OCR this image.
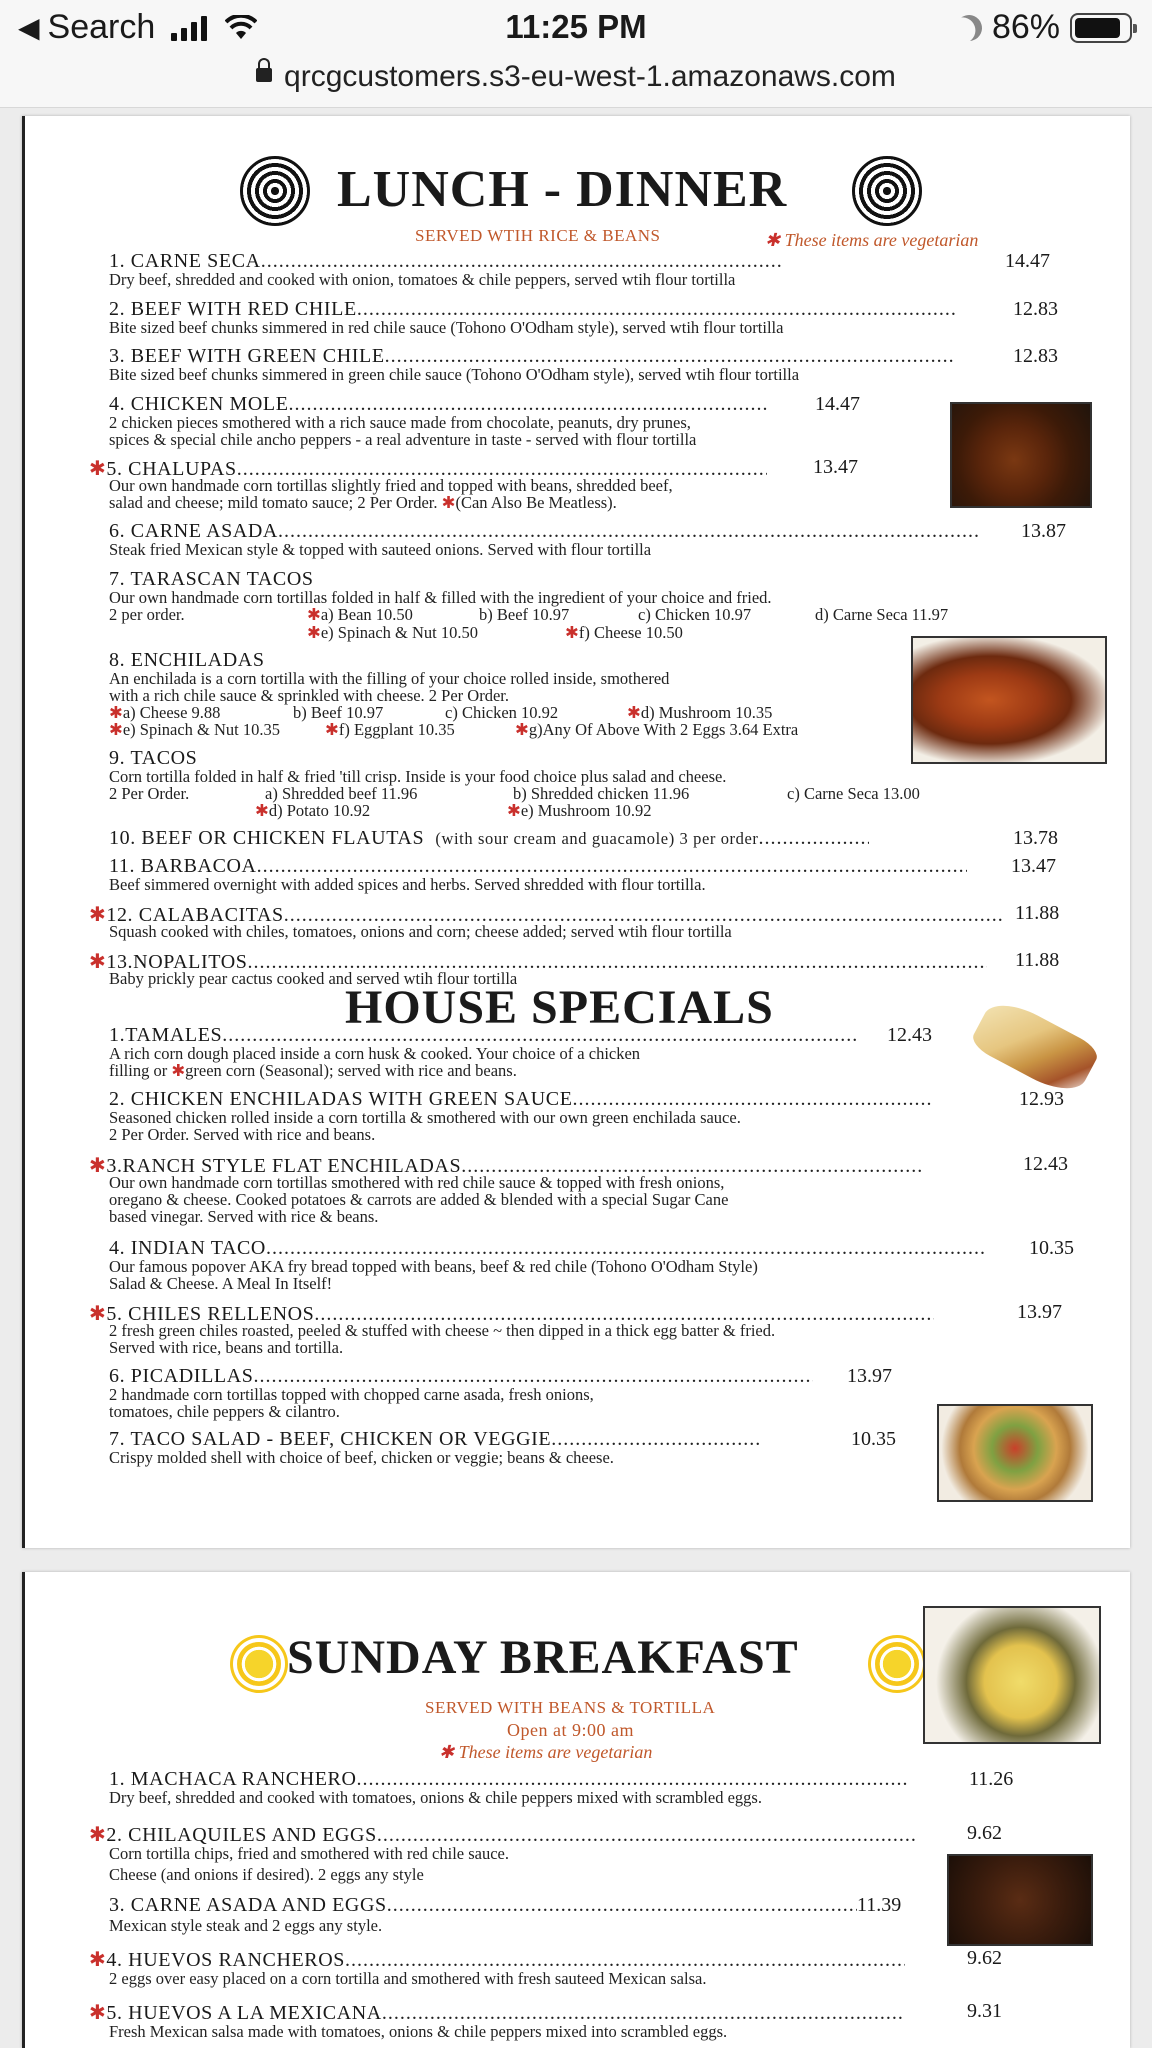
◀ Search	11:25 PM	86%
qrcgcustomers.s3-eu-west-1.amazonaws.com
LUNCH - DINNER
SERVED WTIH RICE & BEANS	✱ These items are vegetarian
1. CARNE SECA .....	14.47
Dry beef, shredded and cooked with onion, tomatoes & chile peppers, served wtih flour tortilla
2. BEEF WITH RED CHILE .....	12.83
Bite sized beef chunks simmered in red chile sauce (Tohono O'Odham style), served wtih flour tortilla
3. BEEF WITH GREEN CHILE .....	12.83
Bite sized beef chunks simmered in green chile sauce (Tohono O'Odham style), served wtih flour tortilla
4. CHICKEN MOLE .....	14.47
2 chicken pieces smothered with a rich sauce made from chocolate, peanuts, dry prunes,
spices & special chile ancho peppers - a real adventure in taste - served with flour tortilla
✱5. CHALUPAS .....	13.47
Our own handmade corn tortillas slightly fried and topped with beans, shredded beef,
salad and cheese; mild tomato sauce; 2 Per Order. ✱(Can Also Be Meatless).
6. CARNE ASADA .....	13.87
Steak fried Mexican style & topped with sauteed onions. Served with flour tortilla
7. TARASCAN TACOS
Our own handmade corn tortillas folded in half & filled with the ingredient of your choice and fried.
2 per order.	✱a) Bean 10.50	b) Beef 10.97	c) Chicken 10.97	d) Carne Seca 11.97
✱e) Spinach & Nut 10.50	✱f) Cheese 10.50
8. ENCHILADAS
An enchilada is a corn tortilla with the filling of your choice rolled inside, smothered
with a rich chile sauce & sprinkled with cheese. 2 Per Order.
✱a) Cheese 9.88	b) Beef 10.97	c) Chicken 10.92	✱d) Mushroom 10.35
✱e) Spinach & Nut 10.35	✱f) Eggplant 10.35	✱g)Any Of Above With 2 Eggs 3.64 Extra
9. TACOS
Corn tortilla folded in half & fried 'till crisp. Inside is your food choice plus salad and cheese.
2 Per Order.	a) Shredded beef 11.96	b) Shredded chicken 11.96	c) Carne Seca 13.00
✱d) Potato 10.92	✱e) Mushroom 10.92
10. BEEF OR CHICKEN FLAUTAS (with sour cream and guacamole) 3 per order .....	13.78
11. BARBACOA .....	13.47
Beef simmered overnight with added spices and herbs. Served shredded with flour tortilla.
✱12. CALABACITAS .....	11.88
Squash cooked with chiles, tomatoes, onions and corn; cheese added; served wtih flour tortilla
✱13.NOPALITOS .....	11.88
Baby prickly pear cactus cooked and served wtih flour tortilla
HOUSE SPECIALS
1.TAMALES .....	12.43
A rich corn dough placed inside a corn husk & cooked. Your choice of a chicken
filling or ✱green corn (Seasonal); served with rice and beans.
2. CHICKEN ENCHILADAS WITH GREEN SAUCE .....	12.93
Seasoned chicken rolled inside a corn tortilla & smothered with our own green enchilada sauce.
2 Per Order. Served with rice and beans.
✱3.RANCH STYLE FLAT ENCHILADAS .....	12.43
Our own handmade corn tortillas smothered with red chile sauce & topped with fresh onions,
oregano & cheese. Cooked potatoes & carrots are added & blended with a special Sugar Cane
based vinegar. Served with rice & beans.
4. INDIAN TACO .....	10.35
Our famous popover AKA fry bread topped with beans, beef & red chile (Tohono O'Odham Style)
Salad & Cheese. A Meal In Itself!
✱5. CHILES RELLENOS .....	13.97
2 fresh green chiles roasted, peeled & stuffed with cheese ~ then dipped in a thick egg batter & fried.
Served with rice, beans and tortilla.
6. PICADILLAS .....	13.97
2 handmade corn tortillas topped with chopped carne asada, fresh onions,
tomatoes, chile peppers & cilantro.
7. TACO SALAD - BEEF, CHICKEN OR VEGGIE .....	10.35
Crispy molded shell with choice of beef, chicken or veggie; beans & cheese.
SUNDAY BREAKFAST
SERVED WITH BEANS & TORTILLA
Open at 9:00 am
✱ These items are vegetarian
1. MACHACA RANCHERO .....	11.26
Dry beef, shredded and cooked with tomatoes, onions & chile peppers mixed with scrambled eggs.
✱2. CHILAQUILES AND EGGS .....	9.62
Corn tortilla chips, fried and smothered with red chile sauce.
Cheese (and onions if desired). 2 eggs any style
3. CARNE ASADA AND EGGS .....	11.39
Mexican style steak and 2 eggs any style.
✱4. HUEVOS RANCHEROS .....	9.62
2 eggs over easy placed on a corn tortilla and smothered with fresh sauteed Mexican salsa.
✱5. HUEVOS A LA MEXICANA .....	9.31
Fresh Mexican salsa made with tomatoes, onions & chile peppers mixed into scrambled eggs.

▸ What is expected
Write out the listing above again, exactly, but with no pictures in the copy.

▸ Completed task
OCR this image.
◀ Search	11:25 PM	86%
qrcgcustomers.s3-eu-west-1.amazonaws.com
LUNCH - DINNER
SERVED WTIH RICE & BEANS	✱ These items are vegetarian
1. CARNE SECA .....	14.47
Dry beef, shredded and cooked with onion, tomatoes & chile peppers, served wtih flour tortilla
2. BEEF WITH RED CHILE .....	12.83
Bite sized beef chunks simmered in red chile sauce (Tohono O'Odham style), served wtih flour tortilla
3. BEEF WITH GREEN CHILE .....	12.83
Bite sized beef chunks simmered in green chile sauce (Tohono O'Odham style), served wtih flour tortilla
4. CHICKEN MOLE .....	14.47
2 chicken pieces smothered with a rich sauce made from chocolate, peanuts, dry prunes,
spices & special chile ancho peppers - a real adventure in taste - served with flour tortilla
✱5. CHALUPAS .....	13.47
Our own handmade corn tortillas slightly fried and topped with beans, shredded beef,
salad and cheese; mild tomato sauce; 2 Per Order. ✱(Can Also Be Meatless).
6. CARNE ASADA .....	13.87
Steak fried Mexican style & topped with sauteed onions. Served with flour tortilla
7. TARASCAN TACOS
Our own handmade corn tortillas folded in half & filled with the ingredient of your choice and fried.
2 per order.	✱a) Bean 10.50	b) Beef 10.97	c) Chicken 10.97	d) Carne Seca 11.97
✱e) Spinach & Nut 10.50	✱f) Cheese 10.50
8. ENCHILADAS
An enchilada is a corn tortilla with the filling of your choice rolled inside, smothered
with a rich chile sauce & sprinkled with cheese. 2 Per Order.
✱a) Cheese 9.88	b) Beef 10.97	c) Chicken 10.92	✱d) Mushroom 10.35
✱e) Spinach & Nut 10.35	✱f) Eggplant 10.35	✱g)Any Of Above With 2 Eggs 3.64 Extra
9. TACOS
Corn tortilla folded in half & fried 'till crisp. Inside is your food choice plus salad and cheese.
2 Per Order.	a) Shredded beef 11.96	b) Shredded chicken 11.96	c) Carne Seca 13.00
✱d) Potato 10.92	✱e) Mushroom 10.92
10. BEEF OR CHICKEN FLAUTAS (with sour cream and guacamole) 3 per order .....	13.78
11. BARBACOA .....	13.47
Beef simmered overnight with added spices and herbs. Served shredded with flour tortilla.
✱12. CALABACITAS .....	11.88
Squash cooked with chiles, tomatoes, onions and corn; cheese added; served wtih flour tortilla
✱13.NOPALITOS .....	11.88
Baby prickly pear cactus cooked and served wtih flour tortilla
HOUSE SPECIALS
1.TAMALES .....	12.43
A rich corn dough placed inside a corn husk & cooked. Your choice of a chicken
filling or ✱green corn (Seasonal); served with rice and beans.
2. CHICKEN ENCHILADAS WITH GREEN SAUCE .....	12.93
Seasoned chicken rolled inside a corn tortilla & smothered with our own green enchilada sauce.
2 Per Order. Served with rice and beans.
✱3.RANCH STYLE FLAT ENCHILADAS .....	12.43
Our own handmade corn tortillas smothered with red chile sauce & topped with fresh onions,
oregano & cheese. Cooked potatoes & carrots are added & blended with a special Sugar Cane
based vinegar. Served with rice & beans.
4. INDIAN TACO .....	10.35
Our famous popover AKA fry bread topped with beans, beef & red chile (Tohono O'Odham Style)
Salad & Cheese. A Meal In Itself!
✱5. CHILES RELLENOS .....	13.97
2 fresh green chiles roasted, peeled & stuffed with cheese ~ then dipped in a thick egg batter & fried.
Served with rice, beans and tortilla.
6. PICADILLAS .....	13.97
2 handmade corn tortillas topped with chopped carne asada, fresh onions,
tomatoes, chile peppers & cilantro.
7. TACO SALAD - BEEF, CHICKEN OR VEGGIE .....	10.35
Crispy molded shell with choice of beef, chicken or veggie; beans & cheese.
SUNDAY BREAKFAST
SERVED WITH BEANS & TORTILLA
Open at 9:00 am
✱ These items are vegetarian
1. MACHACA RANCHERO .....	11.26
Dry beef, shredded and cooked with tomatoes, onions & chile peppers mixed with scrambled eggs.
✱2. CHILAQUILES AND EGGS .....	9.62
Corn tortilla chips, fried and smothered with red chile sauce.
Cheese (and onions if desired). 2 eggs any style
3. CARNE ASADA AND EGGS .....	11.39
Mexican style steak and 2 eggs any style.
✱4. HUEVOS RANCHEROS .....	9.62
2 eggs over easy placed on a corn tortilla and smothered with fresh sauteed Mexican salsa.
✱5. HUEVOS A LA MEXICANA .....	9.31
Fresh Mexican salsa made with tomatoes, onions & chile peppers mixed into scrambled eggs.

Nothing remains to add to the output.